→ The task: Here are records with pictures in them. Copy all of them exactly and leave the pictures out.

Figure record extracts
§
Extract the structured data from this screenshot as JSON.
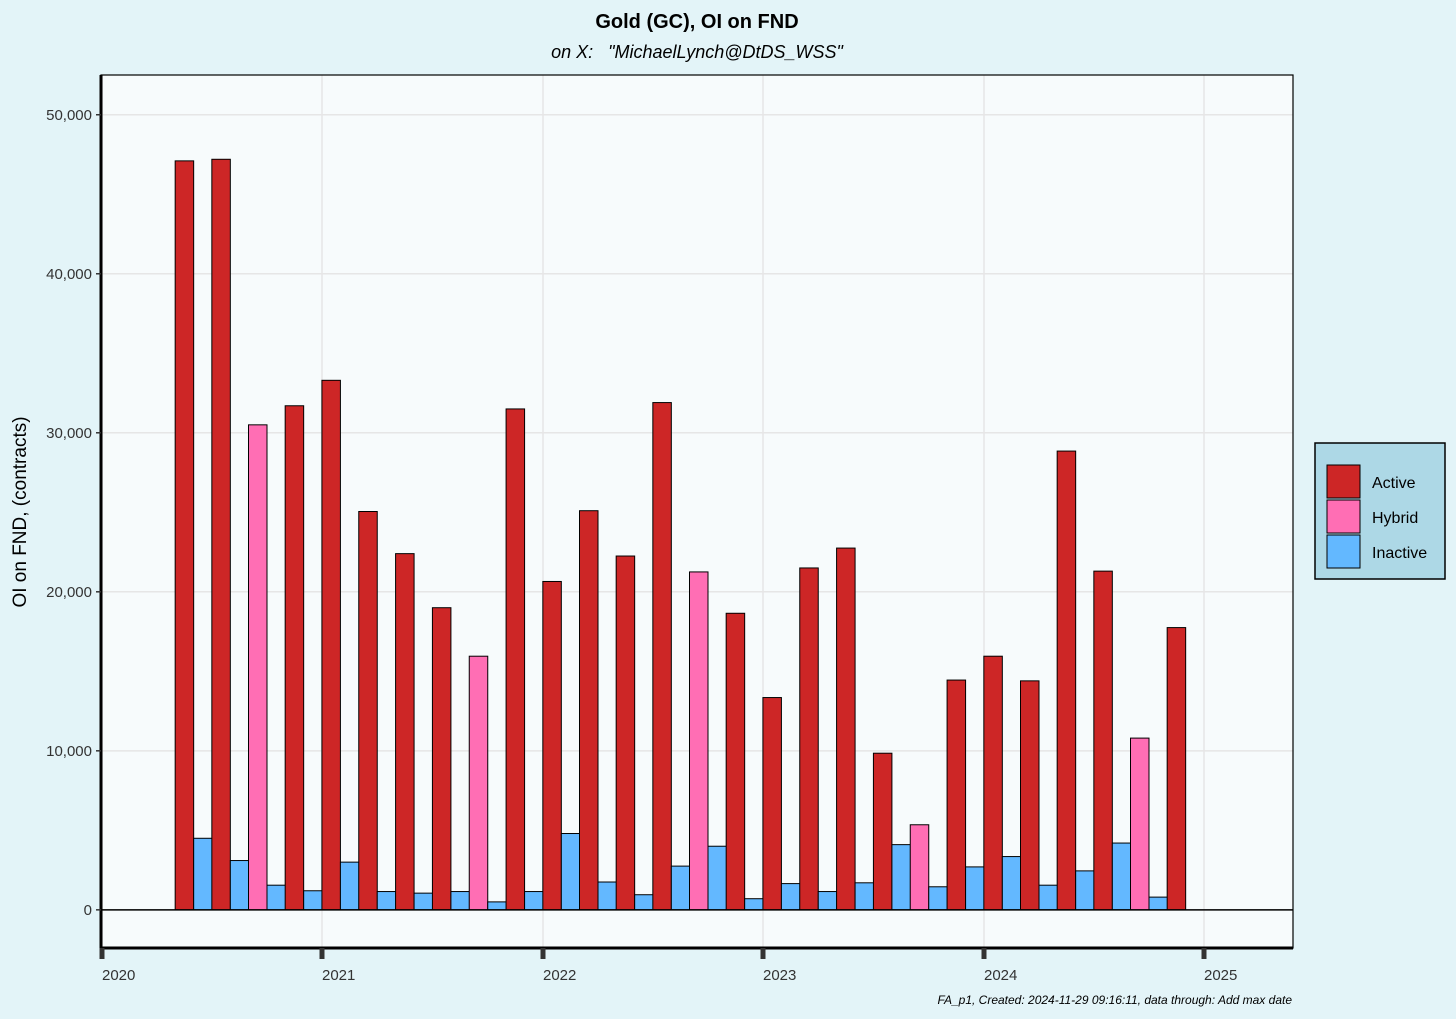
{
  "chart_data": {
    "type": "bar",
    "title": "Gold (GC), OI on FND",
    "subtitle": "on X:   \"MichaelLynch@DtDS_WSS\"",
    "caption": "FA_p1, Created: 2024-11-29 09:16:11, data through:  Add max date",
    "xlabel": "",
    "ylabel": "OI on FND, (contracts)",
    "x_ticks": [
      "2020",
      "2021",
      "2022",
      "2023",
      "2024",
      "2025"
    ],
    "y_ticks": [
      0,
      10000,
      20000,
      30000,
      40000,
      50000
    ],
    "y_tick_labels": [
      "0",
      "10,000",
      "20,000",
      "30,000",
      "40,000",
      "50,000"
    ],
    "ylim": [
      -2400,
      52500
    ],
    "xlim": [
      "2020-01-01",
      "2025-05-01"
    ],
    "legend_position": "right",
    "legend": [
      "Active",
      "Hybrid",
      "Inactive"
    ],
    "colors": {
      "Active": "#cd2626",
      "Hybrid": "#ff6eb4",
      "Inactive": "#63b8ff"
    },
    "bars": [
      {
        "date": "2020-06-01",
        "category": "Active",
        "value": 47100
      },
      {
        "date": "2020-06-01",
        "category": "Inactive",
        "value": 4500
      },
      {
        "date": "2020-08-01",
        "category": "Active",
        "value": 47200
      },
      {
        "date": "2020-08-01",
        "category": "Inactive",
        "value": 3100
      },
      {
        "date": "2020-10-01",
        "category": "Hybrid",
        "value": 30500
      },
      {
        "date": "2020-10-01",
        "category": "Inactive",
        "value": 1550
      },
      {
        "date": "2020-12-01",
        "category": "Active",
        "value": 31700
      },
      {
        "date": "2020-12-01",
        "category": "Inactive",
        "value": 1200
      },
      {
        "date": "2021-02-01",
        "category": "Active",
        "value": 33300
      },
      {
        "date": "2021-02-01",
        "category": "Inactive",
        "value": 3000
      },
      {
        "date": "2021-04-01",
        "category": "Active",
        "value": 25050
      },
      {
        "date": "2021-04-01",
        "category": "Inactive",
        "value": 1150
      },
      {
        "date": "2021-06-01",
        "category": "Active",
        "value": 22400
      },
      {
        "date": "2021-06-01",
        "category": "Inactive",
        "value": 1050
      },
      {
        "date": "2021-08-01",
        "category": "Active",
        "value": 19000
      },
      {
        "date": "2021-08-01",
        "category": "Inactive",
        "value": 1150
      },
      {
        "date": "2021-10-01",
        "category": "Hybrid",
        "value": 15950
      },
      {
        "date": "2021-10-01",
        "category": "Inactive",
        "value": 500
      },
      {
        "date": "2021-12-01",
        "category": "Active",
        "value": 31500
      },
      {
        "date": "2021-12-01",
        "category": "Inactive",
        "value": 1150
      },
      {
        "date": "2022-02-01",
        "category": "Active",
        "value": 20650
      },
      {
        "date": "2022-02-01",
        "category": "Inactive",
        "value": 4800
      },
      {
        "date": "2022-04-01",
        "category": "Active",
        "value": 25100
      },
      {
        "date": "2022-04-01",
        "category": "Inactive",
        "value": 1750
      },
      {
        "date": "2022-06-01",
        "category": "Active",
        "value": 22250
      },
      {
        "date": "2022-06-01",
        "category": "Inactive",
        "value": 950
      },
      {
        "date": "2022-08-01",
        "category": "Active",
        "value": 31900
      },
      {
        "date": "2022-08-01",
        "category": "Inactive",
        "value": 2750
      },
      {
        "date": "2022-10-01",
        "category": "Hybrid",
        "value": 21250
      },
      {
        "date": "2022-10-01",
        "category": "Inactive",
        "value": 4000
      },
      {
        "date": "2022-12-01",
        "category": "Active",
        "value": 18650
      },
      {
        "date": "2022-12-01",
        "category": "Inactive",
        "value": 700
      },
      {
        "date": "2023-02-01",
        "category": "Active",
        "value": 13350
      },
      {
        "date": "2023-02-01",
        "category": "Inactive",
        "value": 1650
      },
      {
        "date": "2023-04-01",
        "category": "Active",
        "value": 21500
      },
      {
        "date": "2023-04-01",
        "category": "Inactive",
        "value": 1150
      },
      {
        "date": "2023-06-01",
        "category": "Active",
        "value": 22750
      },
      {
        "date": "2023-06-01",
        "category": "Inactive",
        "value": 1700
      },
      {
        "date": "2023-08-01",
        "category": "Active",
        "value": 9850
      },
      {
        "date": "2023-08-01",
        "category": "Inactive",
        "value": 4100
      },
      {
        "date": "2023-10-01",
        "category": "Hybrid",
        "value": 5350
      },
      {
        "date": "2023-10-01",
        "category": "Inactive",
        "value": 1450
      },
      {
        "date": "2023-12-01",
        "category": "Active",
        "value": 14450
      },
      {
        "date": "2023-12-01",
        "category": "Inactive",
        "value": 2700
      },
      {
        "date": "2024-02-01",
        "category": "Active",
        "value": 15950
      },
      {
        "date": "2024-02-01",
        "category": "Inactive",
        "value": 3350
      },
      {
        "date": "2024-04-01",
        "category": "Active",
        "value": 14400
      },
      {
        "date": "2024-04-01",
        "category": "Inactive",
        "value": 1550
      },
      {
        "date": "2024-06-01",
        "category": "Active",
        "value": 28850
      },
      {
        "date": "2024-06-01",
        "category": "Inactive",
        "value": 2450
      },
      {
        "date": "2024-08-01",
        "category": "Active",
        "value": 21300
      },
      {
        "date": "2024-08-01",
        "category": "Inactive",
        "value": 4200
      },
      {
        "date": "2024-10-01",
        "category": "Hybrid",
        "value": 10800
      },
      {
        "date": "2024-10-01",
        "category": "Inactive",
        "value": 800
      },
      {
        "date": "2024-12-01",
        "category": "Active",
        "value": 17750
      }
    ]
  }
}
§
→ Reply:
Extract the structured data from this screenshot as JSON.
{
  "chart_data": {
    "type": "bar",
    "title": "Gold (GC), OI on FND",
    "subtitle": "on X:   \"MichaelLynch@DtDS_WSS\"",
    "caption": "FA_p1, Created: 2024-11-29 09:16:11, data through:  Add max date",
    "xlabel": "",
    "ylabel": "OI on FND, (contracts)",
    "x_ticks": [
      "2020",
      "2021",
      "2022",
      "2023",
      "2024",
      "2025"
    ],
    "y_ticks": [
      0,
      10000,
      20000,
      30000,
      40000,
      50000
    ],
    "y_tick_labels": [
      "0",
      "10,000",
      "20,000",
      "30,000",
      "40,000",
      "50,000"
    ],
    "ylim": [
      -2400,
      52500
    ],
    "xlim": [
      "2020-01-01",
      "2025-05-01"
    ],
    "legend_position": "right",
    "legend": [
      "Active",
      "Hybrid",
      "Inactive"
    ],
    "colors": {
      "Active": "#cd2626",
      "Hybrid": "#ff6eb4",
      "Inactive": "#63b8ff"
    },
    "bars": [
      {
        "date": "2020-06-01",
        "category": "Active",
        "value": 47100
      },
      {
        "date": "2020-06-01",
        "category": "Inactive",
        "value": 4500
      },
      {
        "date": "2020-08-01",
        "category": "Active",
        "value": 47200
      },
      {
        "date": "2020-08-01",
        "category": "Inactive",
        "value": 3100
      },
      {
        "date": "2020-10-01",
        "category": "Hybrid",
        "value": 30500
      },
      {
        "date": "2020-10-01",
        "category": "Inactive",
        "value": 1550
      },
      {
        "date": "2020-12-01",
        "category": "Active",
        "value": 31700
      },
      {
        "date": "2020-12-01",
        "category": "Inactive",
        "value": 1200
      },
      {
        "date": "2021-02-01",
        "category": "Active",
        "value": 33300
      },
      {
        "date": "2021-02-01",
        "category": "Inactive",
        "value": 3000
      },
      {
        "date": "2021-04-01",
        "category": "Active",
        "value": 25050
      },
      {
        "date": "2021-04-01",
        "category": "Inactive",
        "value": 1150
      },
      {
        "date": "2021-06-01",
        "category": "Active",
        "value": 22400
      },
      {
        "date": "2021-06-01",
        "category": "Inactive",
        "value": 1050
      },
      {
        "date": "2021-08-01",
        "category": "Active",
        "value": 19000
      },
      {
        "date": "2021-08-01",
        "category": "Inactive",
        "value": 1150
      },
      {
        "date": "2021-10-01",
        "category": "Hybrid",
        "value": 15950
      },
      {
        "date": "2021-10-01",
        "category": "Inactive",
        "value": 500
      },
      {
        "date": "2021-12-01",
        "category": "Active",
        "value": 31500
      },
      {
        "date": "2021-12-01",
        "category": "Inactive",
        "value": 1150
      },
      {
        "date": "2022-02-01",
        "category": "Active",
        "value": 20650
      },
      {
        "date": "2022-02-01",
        "category": "Inactive",
        "value": 4800
      },
      {
        "date": "2022-04-01",
        "category": "Active",
        "value": 25100
      },
      {
        "date": "2022-04-01",
        "category": "Inactive",
        "value": 1750
      },
      {
        "date": "2022-06-01",
        "category": "Active",
        "value": 22250
      },
      {
        "date": "2022-06-01",
        "category": "Inactive",
        "value": 950
      },
      {
        "date": "2022-08-01",
        "category": "Active",
        "value": 31900
      },
      {
        "date": "2022-08-01",
        "category": "Inactive",
        "value": 2750
      },
      {
        "date": "2022-10-01",
        "category": "Hybrid",
        "value": 21250
      },
      {
        "date": "2022-10-01",
        "category": "Inactive",
        "value": 4000
      },
      {
        "date": "2022-12-01",
        "category": "Active",
        "value": 18650
      },
      {
        "date": "2022-12-01",
        "category": "Inactive",
        "value": 700
      },
      {
        "date": "2023-02-01",
        "category": "Active",
        "value": 13350
      },
      {
        "date": "2023-02-01",
        "category": "Inactive",
        "value": 1650
      },
      {
        "date": "2023-04-01",
        "category": "Active",
        "value": 21500
      },
      {
        "date": "2023-04-01",
        "category": "Inactive",
        "value": 1150
      },
      {
        "date": "2023-06-01",
        "category": "Active",
        "value": 22750
      },
      {
        "date": "2023-06-01",
        "category": "Inactive",
        "value": 1700
      },
      {
        "date": "2023-08-01",
        "category": "Active",
        "value": 9850
      },
      {
        "date": "2023-08-01",
        "category": "Inactive",
        "value": 4100
      },
      {
        "date": "2023-10-01",
        "category": "Hybrid",
        "value": 5350
      },
      {
        "date": "2023-10-01",
        "category": "Inactive",
        "value": 1450
      },
      {
        "date": "2023-12-01",
        "category": "Active",
        "value": 14450
      },
      {
        "date": "2023-12-01",
        "category": "Inactive",
        "value": 2700
      },
      {
        "date": "2024-02-01",
        "category": "Active",
        "value": 15950
      },
      {
        "date": "2024-02-01",
        "category": "Inactive",
        "value": 3350
      },
      {
        "date": "2024-04-01",
        "category": "Active",
        "value": 14400
      },
      {
        "date": "2024-04-01",
        "category": "Inactive",
        "value": 1550
      },
      {
        "date": "2024-06-01",
        "category": "Active",
        "value": 28850
      },
      {
        "date": "2024-06-01",
        "category": "Inactive",
        "value": 2450
      },
      {
        "date": "2024-08-01",
        "category": "Active",
        "value": 21300
      },
      {
        "date": "2024-08-01",
        "category": "Inactive",
        "value": 4200
      },
      {
        "date": "2024-10-01",
        "category": "Hybrid",
        "value": 10800
      },
      {
        "date": "2024-10-01",
        "category": "Inactive",
        "value": 800
      },
      {
        "date": "2024-12-01",
        "category": "Active",
        "value": 17750
      }
    ]
  }
}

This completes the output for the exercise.